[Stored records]
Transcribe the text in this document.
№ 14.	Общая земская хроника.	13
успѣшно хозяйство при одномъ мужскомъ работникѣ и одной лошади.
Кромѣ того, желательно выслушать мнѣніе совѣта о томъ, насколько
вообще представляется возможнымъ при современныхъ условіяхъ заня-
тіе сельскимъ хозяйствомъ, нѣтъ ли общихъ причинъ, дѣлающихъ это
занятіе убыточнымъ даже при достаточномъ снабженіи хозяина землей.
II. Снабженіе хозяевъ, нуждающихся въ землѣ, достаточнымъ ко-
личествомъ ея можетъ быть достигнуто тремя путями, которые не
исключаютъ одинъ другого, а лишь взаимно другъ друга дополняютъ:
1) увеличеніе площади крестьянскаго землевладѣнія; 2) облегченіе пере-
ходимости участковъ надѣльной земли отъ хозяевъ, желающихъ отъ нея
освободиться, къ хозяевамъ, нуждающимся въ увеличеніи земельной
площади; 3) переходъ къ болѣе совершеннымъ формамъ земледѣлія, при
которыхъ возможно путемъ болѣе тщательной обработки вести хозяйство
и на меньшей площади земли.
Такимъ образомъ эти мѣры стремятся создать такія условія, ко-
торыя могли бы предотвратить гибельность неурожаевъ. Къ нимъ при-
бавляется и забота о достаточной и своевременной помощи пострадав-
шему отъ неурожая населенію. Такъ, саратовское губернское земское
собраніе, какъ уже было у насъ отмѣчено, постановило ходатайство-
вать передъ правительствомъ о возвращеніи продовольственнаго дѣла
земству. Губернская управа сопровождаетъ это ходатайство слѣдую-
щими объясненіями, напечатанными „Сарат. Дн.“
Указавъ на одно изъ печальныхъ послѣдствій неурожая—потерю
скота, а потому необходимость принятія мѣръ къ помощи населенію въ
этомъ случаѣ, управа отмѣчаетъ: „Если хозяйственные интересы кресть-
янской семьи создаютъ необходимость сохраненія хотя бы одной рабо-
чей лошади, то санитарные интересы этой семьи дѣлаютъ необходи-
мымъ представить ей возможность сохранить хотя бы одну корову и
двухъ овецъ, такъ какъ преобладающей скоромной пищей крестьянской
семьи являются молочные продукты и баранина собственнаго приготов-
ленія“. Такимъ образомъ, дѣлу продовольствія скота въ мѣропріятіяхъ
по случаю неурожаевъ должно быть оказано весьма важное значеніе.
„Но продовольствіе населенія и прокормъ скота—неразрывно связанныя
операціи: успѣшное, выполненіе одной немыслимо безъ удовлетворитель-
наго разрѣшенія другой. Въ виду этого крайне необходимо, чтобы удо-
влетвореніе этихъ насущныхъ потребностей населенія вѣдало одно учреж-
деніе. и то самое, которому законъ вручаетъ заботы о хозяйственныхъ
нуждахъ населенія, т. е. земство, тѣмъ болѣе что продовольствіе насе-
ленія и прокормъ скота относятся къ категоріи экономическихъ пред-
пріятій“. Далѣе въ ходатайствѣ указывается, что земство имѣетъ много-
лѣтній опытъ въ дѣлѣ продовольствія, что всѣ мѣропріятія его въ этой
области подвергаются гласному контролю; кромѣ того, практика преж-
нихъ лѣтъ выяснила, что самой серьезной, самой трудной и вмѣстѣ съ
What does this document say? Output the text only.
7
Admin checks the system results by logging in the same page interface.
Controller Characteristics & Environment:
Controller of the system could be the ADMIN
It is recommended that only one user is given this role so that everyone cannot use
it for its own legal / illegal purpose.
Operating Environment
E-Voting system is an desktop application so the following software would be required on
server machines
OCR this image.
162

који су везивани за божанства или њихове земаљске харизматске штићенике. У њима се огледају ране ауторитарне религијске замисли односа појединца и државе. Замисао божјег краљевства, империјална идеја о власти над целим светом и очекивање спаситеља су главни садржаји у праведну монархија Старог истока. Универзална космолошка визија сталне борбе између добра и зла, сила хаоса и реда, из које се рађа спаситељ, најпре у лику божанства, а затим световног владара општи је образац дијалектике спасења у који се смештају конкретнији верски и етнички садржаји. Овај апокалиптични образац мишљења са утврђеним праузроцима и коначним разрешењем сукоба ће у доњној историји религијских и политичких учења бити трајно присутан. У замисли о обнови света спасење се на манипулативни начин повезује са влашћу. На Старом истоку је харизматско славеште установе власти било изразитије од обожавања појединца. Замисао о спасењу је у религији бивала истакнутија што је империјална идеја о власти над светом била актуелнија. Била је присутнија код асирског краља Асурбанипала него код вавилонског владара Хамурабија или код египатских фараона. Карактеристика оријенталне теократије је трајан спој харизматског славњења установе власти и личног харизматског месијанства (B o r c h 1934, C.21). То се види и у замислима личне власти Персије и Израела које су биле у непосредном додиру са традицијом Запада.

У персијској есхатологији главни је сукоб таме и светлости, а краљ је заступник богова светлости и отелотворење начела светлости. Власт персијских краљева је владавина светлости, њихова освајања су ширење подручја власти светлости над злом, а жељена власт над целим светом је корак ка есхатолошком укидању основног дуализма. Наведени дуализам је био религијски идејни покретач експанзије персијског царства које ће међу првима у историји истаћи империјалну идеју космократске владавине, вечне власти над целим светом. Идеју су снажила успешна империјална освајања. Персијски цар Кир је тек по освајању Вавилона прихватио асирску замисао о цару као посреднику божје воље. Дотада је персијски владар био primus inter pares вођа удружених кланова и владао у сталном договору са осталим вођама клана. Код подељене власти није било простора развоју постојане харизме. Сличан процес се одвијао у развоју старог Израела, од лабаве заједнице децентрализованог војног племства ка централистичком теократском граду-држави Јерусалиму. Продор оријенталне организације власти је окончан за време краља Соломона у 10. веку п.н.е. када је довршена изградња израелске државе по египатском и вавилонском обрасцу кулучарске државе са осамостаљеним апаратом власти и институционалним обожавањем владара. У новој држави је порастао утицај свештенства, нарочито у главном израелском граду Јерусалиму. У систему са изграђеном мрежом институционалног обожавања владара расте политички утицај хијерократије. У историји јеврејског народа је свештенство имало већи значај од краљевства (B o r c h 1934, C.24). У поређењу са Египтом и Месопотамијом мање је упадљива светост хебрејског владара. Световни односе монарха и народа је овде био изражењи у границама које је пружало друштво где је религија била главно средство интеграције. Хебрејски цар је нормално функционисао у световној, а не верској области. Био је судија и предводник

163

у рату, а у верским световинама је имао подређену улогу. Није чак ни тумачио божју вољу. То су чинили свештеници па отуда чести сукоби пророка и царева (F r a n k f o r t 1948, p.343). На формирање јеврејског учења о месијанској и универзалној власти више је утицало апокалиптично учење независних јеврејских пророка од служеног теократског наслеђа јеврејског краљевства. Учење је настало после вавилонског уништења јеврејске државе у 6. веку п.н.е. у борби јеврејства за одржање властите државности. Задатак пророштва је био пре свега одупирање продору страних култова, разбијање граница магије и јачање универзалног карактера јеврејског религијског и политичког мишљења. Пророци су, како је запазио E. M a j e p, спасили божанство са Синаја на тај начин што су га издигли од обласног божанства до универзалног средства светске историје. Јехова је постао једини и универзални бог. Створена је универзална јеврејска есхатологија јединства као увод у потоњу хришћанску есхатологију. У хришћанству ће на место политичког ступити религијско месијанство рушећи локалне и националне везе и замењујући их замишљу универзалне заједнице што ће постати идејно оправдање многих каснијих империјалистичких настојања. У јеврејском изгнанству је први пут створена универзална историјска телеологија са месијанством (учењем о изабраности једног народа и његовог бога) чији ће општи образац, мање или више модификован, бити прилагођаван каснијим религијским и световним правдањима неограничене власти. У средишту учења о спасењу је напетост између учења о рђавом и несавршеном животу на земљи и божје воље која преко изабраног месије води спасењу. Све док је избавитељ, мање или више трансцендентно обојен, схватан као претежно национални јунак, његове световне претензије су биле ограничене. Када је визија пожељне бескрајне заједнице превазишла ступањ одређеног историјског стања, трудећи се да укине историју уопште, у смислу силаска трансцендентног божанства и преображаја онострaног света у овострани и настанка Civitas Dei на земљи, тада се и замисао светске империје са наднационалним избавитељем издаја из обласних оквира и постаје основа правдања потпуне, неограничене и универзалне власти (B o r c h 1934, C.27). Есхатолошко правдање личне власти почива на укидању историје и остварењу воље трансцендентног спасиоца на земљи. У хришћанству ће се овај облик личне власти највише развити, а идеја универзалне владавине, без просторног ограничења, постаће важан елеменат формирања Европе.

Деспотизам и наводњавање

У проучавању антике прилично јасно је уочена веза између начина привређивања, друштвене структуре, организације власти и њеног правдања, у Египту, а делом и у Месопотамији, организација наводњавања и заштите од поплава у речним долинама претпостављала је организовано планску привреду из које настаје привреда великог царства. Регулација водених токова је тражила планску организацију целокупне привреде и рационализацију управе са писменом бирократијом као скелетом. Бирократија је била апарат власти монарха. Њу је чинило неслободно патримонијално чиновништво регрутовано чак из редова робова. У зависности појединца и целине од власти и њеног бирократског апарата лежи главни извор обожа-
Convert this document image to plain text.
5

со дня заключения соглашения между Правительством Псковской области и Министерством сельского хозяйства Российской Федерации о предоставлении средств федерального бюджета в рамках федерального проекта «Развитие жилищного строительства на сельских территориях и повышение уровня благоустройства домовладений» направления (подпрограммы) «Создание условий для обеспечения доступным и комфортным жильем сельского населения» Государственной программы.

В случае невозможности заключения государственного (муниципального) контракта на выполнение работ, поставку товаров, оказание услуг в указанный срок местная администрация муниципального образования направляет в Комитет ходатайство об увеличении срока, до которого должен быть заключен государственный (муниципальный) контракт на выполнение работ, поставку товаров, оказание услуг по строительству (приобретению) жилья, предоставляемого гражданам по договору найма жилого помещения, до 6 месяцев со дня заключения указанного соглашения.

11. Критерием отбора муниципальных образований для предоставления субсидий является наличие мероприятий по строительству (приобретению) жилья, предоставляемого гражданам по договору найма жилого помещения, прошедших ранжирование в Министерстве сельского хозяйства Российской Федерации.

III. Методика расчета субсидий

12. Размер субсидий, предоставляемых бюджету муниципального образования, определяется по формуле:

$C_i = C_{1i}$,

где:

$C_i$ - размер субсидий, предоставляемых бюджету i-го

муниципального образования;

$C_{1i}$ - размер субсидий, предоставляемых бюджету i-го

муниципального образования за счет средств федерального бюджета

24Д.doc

## [AIM]
From the listing above, report the number of lines containing the string "необходимость", without any accompanying remarks.

## [RESPONSE TO THIS TASK]
2